Omit every picture and output the rest of the records exactly as they are.

====== EXTRACTED MATERIAL

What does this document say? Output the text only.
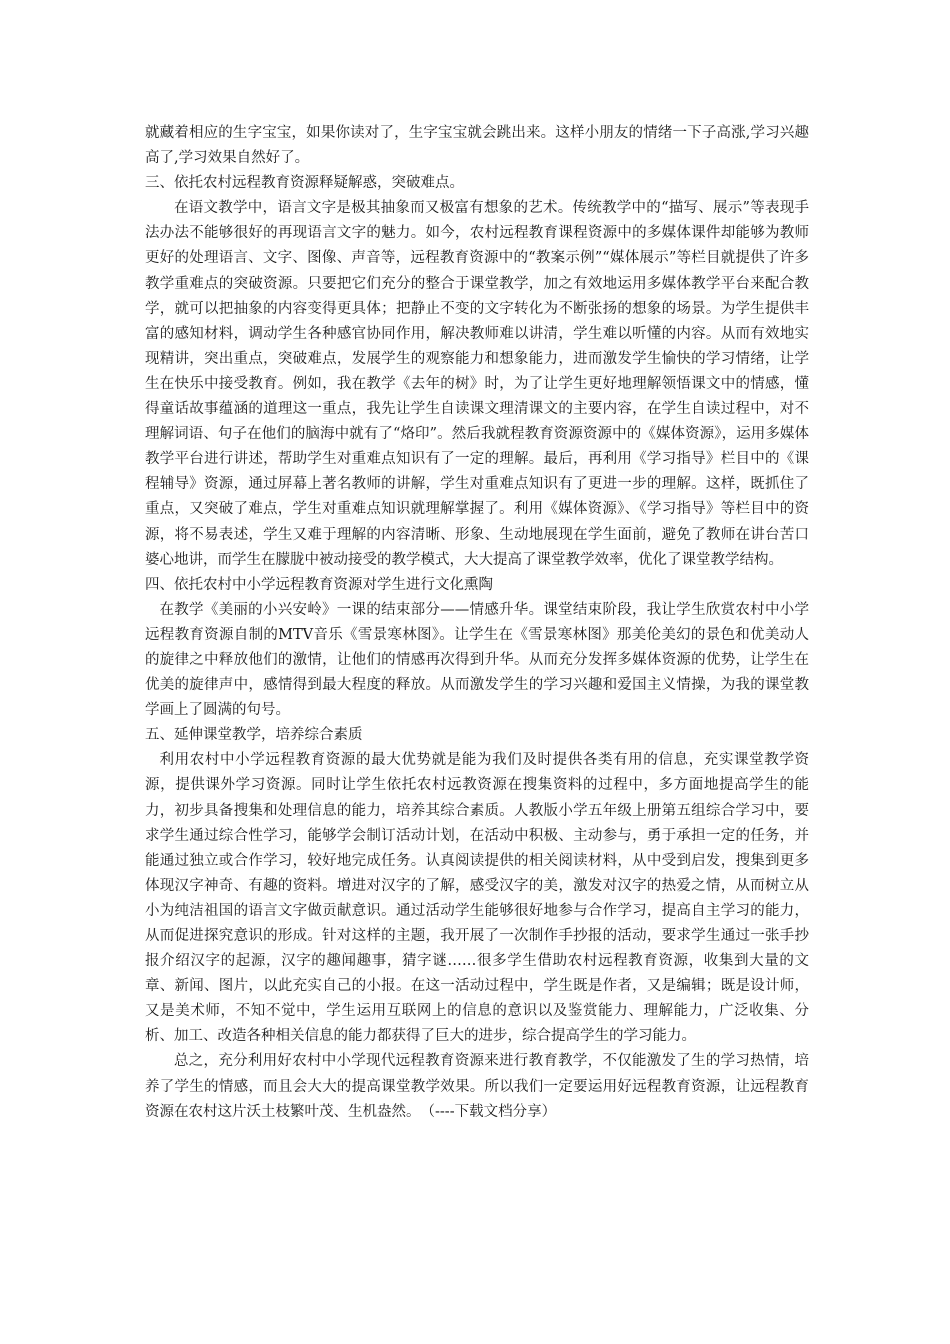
就藏着相应的生字宝宝，如果你读对了，生字宝宝就会跳出来。这样小朋友的情绪一下子高涨,学习兴趣高了,学习效果自然好了。

三、依托农村远程教育资源释疑解惑，突破难点。

在语文教学中，语言文字是极其抽象而又极富有想象的艺术。传统教学中的“描写、展示”等表现手法办法不能够很好的再现语言文字的魅力。如今，农村远程教育课程资源中的多媒体课件却能够为教师更好的处理语言、文字、图像、声音等，远程教育资源中的“教案示例”“媒体展示”等栏目就提供了许多教学重难点的突破资源。只要把它们充分的整合于课堂教学，加之有效地运用多媒体教学平台来配合教学，就可以把抽象的内容变得更具体；把静止不变的文字转化为不断张扬的想象的场景。为学生提供丰富的感知材料，调动学生各种感官协同作用，解决教师难以讲清，学生难以听懂的内容。从而有效地实现精讲，突出重点，突破难点，发展学生的观察能力和想象能力，进而激发学生愉快的学习情绪，让学生在快乐中接受教育。例如，我在教学《去年的树》时，为了让学生更好地理解领悟课文中的情感，懂得童话故事蕴涵的道理这一重点，我先让学生自读课文理清课文的主要内容，在学生自读过程中，对不理解词语、句子在他们的脑海中就有了“烙印”。然后我就程教育资源资源中的《媒体资源》，运用多媒体教学平台进行讲述，帮助学生对重难点知识有了一定的理解。最后，再利用《学习指导》栏目中的《课程辅导》资源，通过屏幕上著名教师的讲解，学生对重难点知识有了更进一步的理解。这样，既抓住了重点，又突破了难点，学生对重难点知识就理解掌握了。利用《媒体资源》、《学习指导》等栏目中的资源，将不易表述，学生又难于理解的内容清晰、形象、生动地展现在学生面前，避免了教师在讲台苦口婆心地讲，而学生在朦胧中被动接受的教学模式，大大提高了课堂教学效率，优化了课堂教学结构。

四、依托农村中小学远程教育资源对学生进行文化熏陶

在教学《美丽的小兴安岭》一课的结束部分——情感升华。课堂结束阶段，我让学生欣赏农村中小学远程教育资源自制的MTV音乐《雪景寒林图》。让学生在《雪景寒林图》那美伦美幻的景色和优美动人的旋律之中释放他们的激情，让他们的情感再次得到升华。从而充分发挥多媒体资源的优势，让学生在优美的旋律声中，感情得到最大程度的释放。从而激发学生的学习兴趣和爱国主义情操，为我的课堂教学画上了圆满的句号。

五、延伸课堂教学，培养综合素质

利用农村中小学远程教育资源的最大优势就是能为我们及时提供各类有用的信息，充实课堂教学资源，提供课外学习资源。同时让学生依托农村远教资源在搜集资料的过程中，多方面地提高学生的能力，初步具备搜集和处理信息的能力，培养其综合素质。人教版小学五年级上册第五组综合学习中，要求学生通过综合性学习，能够学会制订活动计划，在活动中积极、主动参与，勇于承担一定的任务，并能通过独立或合作学习，较好地完成任务。认真阅读提供的相关阅读材料，从中受到启发，搜集到更多体现汉字神奇、有趣的资料。增进对汉字的了解，感受汉字的美，激发对汉字的热爱之情，从而树立从小为纯洁祖国的语言文字做贡献意识。通过活动学生能够很好地参与合作学习，提高自主学习的能力，从而促进探究意识的形成。针对这样的主题，我开展了一次制作手抄报的活动，要求学生通过一张手抄报介绍汉字的起源，汉字的趣闻趣事，猜字谜……很多学生借助农村远程教育资源，收集到大量的文章、新闻、图片，以此充实自己的小报。在这一活动过程中，学生既是作者，又是编辑；既是设计师，又是美术师，不知不觉中，学生运用互联网上的信息的意识以及鉴赏能力、理解能力，广泛收集、分析、加工、改造各种相关信息的能力都获得了巨大的进步，综合提高学生的学习能力。

总之，充分利用好农村中小学现代远程教育资源来进行教育教学，不仅能激发了生的学习热情，培养了学生的情感，而且会大大的提高课堂教学效果。所以我们一定要运用好远程教育资源，让远程教育资源在农村这片沃土枝繁叶茂、生机盎然。　（----下载文档分享）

============

▶ _WRITTEN ANSWER_:
What does this document say? Output the text only.
就藏着相应的生字宝宝，如果你读对了，生字宝宝就会跳出来。这样小朋友的情绪一下子高涨,学习兴趣高了,学习效果自然好了。

三、依托农村远程教育资源释疑解惑，突破难点。

在语文教学中，语言文字是极其抽象而又极富有想象的艺术。传统教学中的“描写、展示”等表现手法办法不能够很好的再现语言文字的魅力。如今，农村远程教育课程资源中的多媒体课件却能够为教师更好的处理语言、文字、图像、声音等，远程教育资源中的“教案示例”“媒体展示”等栏目就提供了许多教学重难点的突破资源。只要把它们充分的整合于课堂教学，加之有效地运用多媒体教学平台来配合教学，就可以把抽象的内容变得更具体；把静止不变的文字转化为不断张扬的想象的场景。为学生提供丰富的感知材料，调动学生各种感官协同作用，解决教师难以讲清，学生难以听懂的内容。从而有效地实现精讲，突出重点，突破难点，发展学生的观察能力和想象能力，进而激发学生愉快的学习情绪，让学生在快乐中接受教育。例如，我在教学《去年的树》时，为了让学生更好地理解领悟课文中的情感，懂得童话故事蕴涵的道理这一重点，我先让学生自读课文理清课文的主要内容，在学生自读过程中，对不理解词语、句子在他们的脑海中就有了“烙印”。然后我就程教育资源资源中的《媒体资源》，运用多媒体教学平台进行讲述，帮助学生对重难点知识有了一定的理解。最后，再利用《学习指导》栏目中的《课程辅导》资源，通过屏幕上著名教师的讲解，学生对重难点知识有了更进一步的理解。这样，既抓住了重点，又突破了难点，学生对重难点知识就理解掌握了。利用《媒体资源》、《学习指导》等栏目中的资源，将不易表述，学生又难于理解的内容清晰、形象、生动地展现在学生面前，避免了教师在讲台苦口婆心地讲，而学生在朦胧中被动接受的教学模式，大大提高了课堂教学效率，优化了课堂教学结构。

四、依托农村中小学远程教育资源对学生进行文化熏陶

在教学《美丽的小兴安岭》一课的结束部分——情感升华。课堂结束阶段，我让学生欣赏农村中小学远程教育资源自制的MTV音乐《雪景寒林图》。让学生在《雪景寒林图》那美伦美幻的景色和优美动人的旋律之中释放他们的激情，让他们的情感再次得到升华。从而充分发挥多媒体资源的优势，让学生在优美的旋律声中，感情得到最大程度的释放。从而激发学生的学习兴趣和爱国主义情操，为我的课堂教学画上了圆满的句号。

五、延伸课堂教学，培养综合素质

利用农村中小学远程教育资源的最大优势就是能为我们及时提供各类有用的信息，充实课堂教学资源，提供课外学习资源。同时让学生依托农村远教资源在搜集资料的过程中，多方面地提高学生的能力，初步具备搜集和处理信息的能力，培养其综合素质。人教版小学五年级上册第五组综合学习中，要求学生通过综合性学习，能够学会制订活动计划，在活动中积极、主动参与，勇于承担一定的任务，并能通过独立或合作学习，较好地完成任务。认真阅读提供的相关阅读材料，从中受到启发，搜集到更多体现汉字神奇、有趣的资料。增进对汉字的了解，感受汉字的美，激发对汉字的热爱之情，从而树立从小为纯洁祖国的语言文字做贡献意识。通过活动学生能够很好地参与合作学习，提高自主学习的能力，从而促进探究意识的形成。针对这样的主题，我开展了一次制作手抄报的活动，要求学生通过一张手抄报介绍汉字的起源，汉字的趣闻趣事，猜字谜……很多学生借助农村远程教育资源，收集到大量的文章、新闻、图片，以此充实自己的小报。在这一活动过程中，学生既是作者，又是编辑；既是设计师，又是美术师，不知不觉中，学生运用互联网上的信息的意识以及鉴赏能力、理解能力，广泛收集、分析、加工、改造各种相关信息的能力都获得了巨大的进步，综合提高学生的学习能力。

总之，充分利用好农村中小学现代远程教育资源来进行教育教学，不仅能激发了生的学习热情，培养了学生的情感，而且会大大的提高课堂教学效果。所以我们一定要运用好远程教育资源，让远程教育资源在农村这片沃土枝繁叶茂、生机盎然。　（----下载文档分享）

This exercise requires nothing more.